* MATERIAL PROVIDED *
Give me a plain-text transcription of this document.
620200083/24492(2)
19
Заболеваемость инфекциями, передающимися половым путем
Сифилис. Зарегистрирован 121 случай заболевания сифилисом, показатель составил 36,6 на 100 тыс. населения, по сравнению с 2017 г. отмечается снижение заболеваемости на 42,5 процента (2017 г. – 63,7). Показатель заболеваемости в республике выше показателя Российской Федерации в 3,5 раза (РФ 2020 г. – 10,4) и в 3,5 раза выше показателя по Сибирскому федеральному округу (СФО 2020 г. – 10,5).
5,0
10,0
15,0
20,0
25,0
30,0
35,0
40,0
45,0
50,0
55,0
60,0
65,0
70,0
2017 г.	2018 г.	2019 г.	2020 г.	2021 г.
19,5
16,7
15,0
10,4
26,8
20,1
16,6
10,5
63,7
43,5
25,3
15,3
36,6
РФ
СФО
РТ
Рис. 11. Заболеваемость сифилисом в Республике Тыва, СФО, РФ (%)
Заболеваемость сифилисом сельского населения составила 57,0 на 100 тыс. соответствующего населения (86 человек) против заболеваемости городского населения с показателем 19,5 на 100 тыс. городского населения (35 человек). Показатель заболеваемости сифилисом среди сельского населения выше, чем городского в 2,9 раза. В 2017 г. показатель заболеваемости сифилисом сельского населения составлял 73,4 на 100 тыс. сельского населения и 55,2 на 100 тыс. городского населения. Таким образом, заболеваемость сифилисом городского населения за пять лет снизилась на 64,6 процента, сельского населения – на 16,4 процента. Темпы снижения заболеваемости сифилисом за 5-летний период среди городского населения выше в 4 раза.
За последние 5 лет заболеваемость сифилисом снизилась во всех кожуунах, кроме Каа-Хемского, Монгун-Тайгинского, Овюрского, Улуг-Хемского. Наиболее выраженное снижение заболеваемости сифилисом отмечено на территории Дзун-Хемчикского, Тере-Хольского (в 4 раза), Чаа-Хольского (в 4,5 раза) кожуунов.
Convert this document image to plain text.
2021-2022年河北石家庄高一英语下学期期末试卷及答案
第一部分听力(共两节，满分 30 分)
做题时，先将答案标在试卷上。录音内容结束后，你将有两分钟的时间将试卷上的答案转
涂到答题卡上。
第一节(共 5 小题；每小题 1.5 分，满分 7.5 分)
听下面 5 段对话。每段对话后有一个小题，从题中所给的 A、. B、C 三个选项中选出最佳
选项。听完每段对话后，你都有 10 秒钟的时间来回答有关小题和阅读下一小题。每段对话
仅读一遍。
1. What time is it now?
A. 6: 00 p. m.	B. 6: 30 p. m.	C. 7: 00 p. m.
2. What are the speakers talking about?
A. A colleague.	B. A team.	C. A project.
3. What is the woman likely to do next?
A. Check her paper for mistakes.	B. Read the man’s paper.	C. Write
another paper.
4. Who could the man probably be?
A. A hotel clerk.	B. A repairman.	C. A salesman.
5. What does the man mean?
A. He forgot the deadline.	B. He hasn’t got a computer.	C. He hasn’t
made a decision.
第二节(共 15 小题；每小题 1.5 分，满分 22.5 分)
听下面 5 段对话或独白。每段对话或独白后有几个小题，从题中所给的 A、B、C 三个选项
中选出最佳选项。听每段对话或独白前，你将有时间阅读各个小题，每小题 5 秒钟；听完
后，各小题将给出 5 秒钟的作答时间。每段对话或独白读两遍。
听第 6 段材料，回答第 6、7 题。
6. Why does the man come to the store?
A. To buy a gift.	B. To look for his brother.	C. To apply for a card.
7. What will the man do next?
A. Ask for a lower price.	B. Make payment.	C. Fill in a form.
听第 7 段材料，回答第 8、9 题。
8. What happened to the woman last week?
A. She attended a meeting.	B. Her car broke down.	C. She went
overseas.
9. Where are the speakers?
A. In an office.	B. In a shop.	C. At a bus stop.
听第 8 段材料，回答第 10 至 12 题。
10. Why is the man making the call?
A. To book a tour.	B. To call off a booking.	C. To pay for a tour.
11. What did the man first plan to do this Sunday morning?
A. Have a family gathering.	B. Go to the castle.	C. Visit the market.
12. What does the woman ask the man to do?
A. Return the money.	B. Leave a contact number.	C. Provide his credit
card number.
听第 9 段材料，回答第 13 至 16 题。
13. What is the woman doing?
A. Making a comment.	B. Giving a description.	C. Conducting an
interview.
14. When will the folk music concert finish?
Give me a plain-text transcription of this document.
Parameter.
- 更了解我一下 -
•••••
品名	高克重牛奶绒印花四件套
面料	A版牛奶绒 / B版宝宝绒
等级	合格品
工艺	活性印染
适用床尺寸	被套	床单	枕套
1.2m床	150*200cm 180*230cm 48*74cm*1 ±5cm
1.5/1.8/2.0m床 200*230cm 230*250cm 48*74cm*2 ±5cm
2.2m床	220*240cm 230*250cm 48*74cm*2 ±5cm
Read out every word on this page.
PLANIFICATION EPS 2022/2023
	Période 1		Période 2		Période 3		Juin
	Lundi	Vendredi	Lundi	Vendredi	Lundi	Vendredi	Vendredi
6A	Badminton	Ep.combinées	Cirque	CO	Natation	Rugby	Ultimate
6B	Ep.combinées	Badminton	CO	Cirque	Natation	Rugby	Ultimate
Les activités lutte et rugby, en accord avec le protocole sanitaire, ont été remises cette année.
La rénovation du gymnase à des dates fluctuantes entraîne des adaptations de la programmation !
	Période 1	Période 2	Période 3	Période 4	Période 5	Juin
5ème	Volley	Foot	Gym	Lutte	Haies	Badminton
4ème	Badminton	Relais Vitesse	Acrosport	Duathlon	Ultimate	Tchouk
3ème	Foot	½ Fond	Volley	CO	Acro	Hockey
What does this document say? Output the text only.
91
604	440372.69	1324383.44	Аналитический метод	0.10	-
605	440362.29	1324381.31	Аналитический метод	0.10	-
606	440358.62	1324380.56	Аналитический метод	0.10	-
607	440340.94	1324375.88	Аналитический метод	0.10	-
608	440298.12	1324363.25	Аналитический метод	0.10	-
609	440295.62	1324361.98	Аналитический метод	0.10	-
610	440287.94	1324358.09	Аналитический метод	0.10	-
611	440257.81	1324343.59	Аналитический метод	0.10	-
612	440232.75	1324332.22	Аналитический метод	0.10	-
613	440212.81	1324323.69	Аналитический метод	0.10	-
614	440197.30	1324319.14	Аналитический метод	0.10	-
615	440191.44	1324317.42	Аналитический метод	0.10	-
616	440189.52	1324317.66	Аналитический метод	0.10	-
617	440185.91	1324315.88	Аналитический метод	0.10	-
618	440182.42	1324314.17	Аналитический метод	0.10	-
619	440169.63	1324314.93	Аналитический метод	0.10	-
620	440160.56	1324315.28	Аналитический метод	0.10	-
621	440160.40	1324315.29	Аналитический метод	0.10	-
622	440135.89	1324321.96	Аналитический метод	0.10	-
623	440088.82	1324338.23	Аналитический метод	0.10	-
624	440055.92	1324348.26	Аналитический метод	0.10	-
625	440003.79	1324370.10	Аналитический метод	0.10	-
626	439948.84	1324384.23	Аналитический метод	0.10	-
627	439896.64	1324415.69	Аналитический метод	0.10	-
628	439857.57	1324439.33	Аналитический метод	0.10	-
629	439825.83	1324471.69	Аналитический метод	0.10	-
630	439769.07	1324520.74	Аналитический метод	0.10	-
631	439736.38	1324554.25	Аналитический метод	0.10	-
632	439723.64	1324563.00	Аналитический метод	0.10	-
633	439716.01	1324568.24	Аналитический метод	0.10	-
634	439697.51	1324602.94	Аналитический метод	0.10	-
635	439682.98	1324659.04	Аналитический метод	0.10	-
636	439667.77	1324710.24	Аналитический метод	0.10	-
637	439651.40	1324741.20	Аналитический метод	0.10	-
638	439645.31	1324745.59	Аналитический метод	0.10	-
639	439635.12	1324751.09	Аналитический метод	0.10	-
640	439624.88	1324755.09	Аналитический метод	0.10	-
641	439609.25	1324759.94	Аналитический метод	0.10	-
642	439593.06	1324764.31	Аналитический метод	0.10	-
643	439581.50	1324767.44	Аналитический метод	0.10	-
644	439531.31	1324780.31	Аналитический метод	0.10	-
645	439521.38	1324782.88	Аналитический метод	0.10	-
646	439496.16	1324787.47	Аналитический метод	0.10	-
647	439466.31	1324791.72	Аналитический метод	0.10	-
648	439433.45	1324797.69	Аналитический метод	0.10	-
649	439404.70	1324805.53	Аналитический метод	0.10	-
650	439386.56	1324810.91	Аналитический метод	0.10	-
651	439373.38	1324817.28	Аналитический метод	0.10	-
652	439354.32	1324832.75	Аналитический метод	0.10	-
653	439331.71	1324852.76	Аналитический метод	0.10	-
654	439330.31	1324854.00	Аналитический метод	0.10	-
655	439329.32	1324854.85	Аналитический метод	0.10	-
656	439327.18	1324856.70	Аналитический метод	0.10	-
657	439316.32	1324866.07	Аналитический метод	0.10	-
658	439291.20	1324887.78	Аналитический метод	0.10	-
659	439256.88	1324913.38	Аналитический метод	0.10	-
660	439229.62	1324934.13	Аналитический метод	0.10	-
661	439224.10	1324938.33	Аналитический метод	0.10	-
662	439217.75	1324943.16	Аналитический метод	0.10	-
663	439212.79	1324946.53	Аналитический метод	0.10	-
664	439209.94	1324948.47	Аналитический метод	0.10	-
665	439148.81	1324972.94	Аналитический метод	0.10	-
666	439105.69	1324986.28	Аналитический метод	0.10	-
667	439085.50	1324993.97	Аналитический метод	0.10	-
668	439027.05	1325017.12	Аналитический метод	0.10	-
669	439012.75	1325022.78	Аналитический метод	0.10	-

* REQUIRED TASK *
Identify the lines that contain the string "Cirque", and copy every one of them.

* EXPECTED OUTPUT *
6A	Badminton	Ep.combinées	Cirque	CO	Natation	Rugby	Ultimate
6B	Ep.combinées	Badminton	CO	Cirque	Natation	Rugby	Ultimate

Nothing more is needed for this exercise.